>> START Dataset

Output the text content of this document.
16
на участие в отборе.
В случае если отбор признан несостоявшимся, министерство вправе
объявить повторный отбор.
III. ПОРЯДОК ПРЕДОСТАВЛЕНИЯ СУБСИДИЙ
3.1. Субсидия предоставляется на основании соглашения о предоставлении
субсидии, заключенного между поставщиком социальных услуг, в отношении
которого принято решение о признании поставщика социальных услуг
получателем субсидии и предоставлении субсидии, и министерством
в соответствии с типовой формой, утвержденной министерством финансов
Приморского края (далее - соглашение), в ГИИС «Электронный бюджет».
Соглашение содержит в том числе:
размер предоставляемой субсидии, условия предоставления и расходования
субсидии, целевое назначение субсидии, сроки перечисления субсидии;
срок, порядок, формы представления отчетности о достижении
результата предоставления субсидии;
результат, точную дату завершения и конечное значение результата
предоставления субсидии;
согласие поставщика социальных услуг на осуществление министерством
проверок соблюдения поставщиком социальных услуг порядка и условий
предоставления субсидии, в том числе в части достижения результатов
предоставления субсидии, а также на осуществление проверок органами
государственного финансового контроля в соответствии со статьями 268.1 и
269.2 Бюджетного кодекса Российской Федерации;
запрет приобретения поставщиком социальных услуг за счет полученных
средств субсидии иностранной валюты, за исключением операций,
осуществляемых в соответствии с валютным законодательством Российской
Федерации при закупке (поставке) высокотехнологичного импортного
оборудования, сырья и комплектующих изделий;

>> END Dataset

● What you will do: Count every line in the preceding entries where the string "осуществление" appears, then state only the total.

● Complete response: 2